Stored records
------------------------------------------------

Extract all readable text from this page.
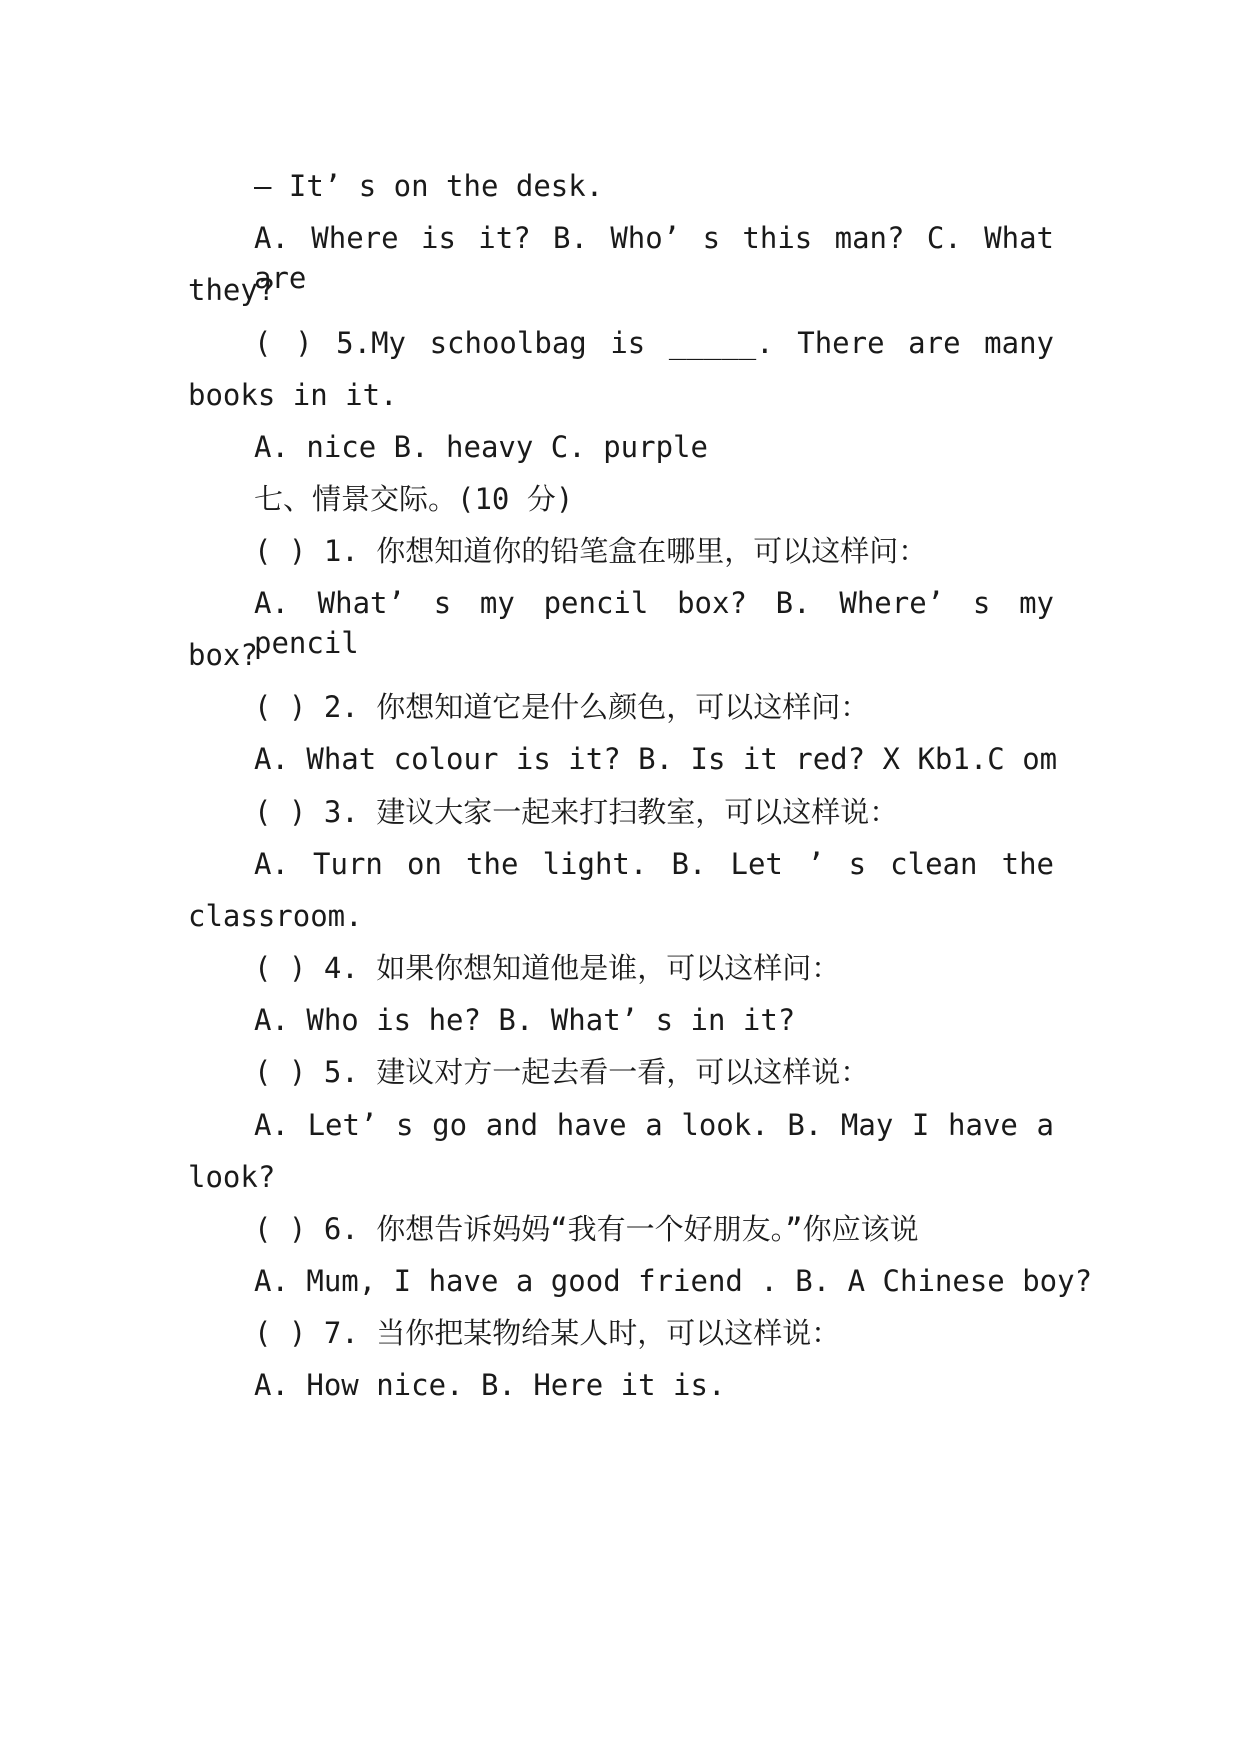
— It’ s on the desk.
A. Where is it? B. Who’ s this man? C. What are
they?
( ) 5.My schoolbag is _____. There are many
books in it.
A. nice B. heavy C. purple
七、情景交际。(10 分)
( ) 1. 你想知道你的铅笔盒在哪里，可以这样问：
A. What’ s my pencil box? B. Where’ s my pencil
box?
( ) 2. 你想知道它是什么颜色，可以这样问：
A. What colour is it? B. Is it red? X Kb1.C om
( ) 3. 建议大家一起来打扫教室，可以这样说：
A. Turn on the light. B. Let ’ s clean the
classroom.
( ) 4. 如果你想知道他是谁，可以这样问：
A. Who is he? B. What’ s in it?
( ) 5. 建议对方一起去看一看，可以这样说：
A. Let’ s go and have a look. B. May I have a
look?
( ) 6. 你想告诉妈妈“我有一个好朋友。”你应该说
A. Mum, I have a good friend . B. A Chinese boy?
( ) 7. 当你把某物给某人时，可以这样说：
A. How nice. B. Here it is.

------------------------------------------------

● Problem statement:
The entries above are to be returned exactly, without their pictures.

● Complete output:
Extract all readable text from this page.
— It’ s on the desk.
A. Where is it? B. Who’ s this man? C. What are
they?
( ) 5.My schoolbag is _____. There are many
books in it.
A. nice B. heavy C. purple
七、情景交际。(10 分)
( ) 1. 你想知道你的铅笔盒在哪里，可以这样问：
A. What’ s my pencil box? B. Where’ s my pencil
box?
( ) 2. 你想知道它是什么颜色，可以这样问：
A. What colour is it? B. Is it red? X Kb1.C om
( ) 3. 建议大家一起来打扫教室，可以这样说：
A. Turn on the light. B. Let ’ s clean the
classroom.
( ) 4. 如果你想知道他是谁，可以这样问：
A. Who is he? B. What’ s in it?
( ) 5. 建议对方一起去看一看，可以这样说：
A. Let’ s go and have a look. B. May I have a
look?
( ) 6. 你想告诉妈妈“我有一个好朋友。”你应该说
A. Mum, I have a good friend . B. A Chinese boy?
( ) 7. 当你把某物给某人时，可以这样说：
A. How nice. B. Here it is.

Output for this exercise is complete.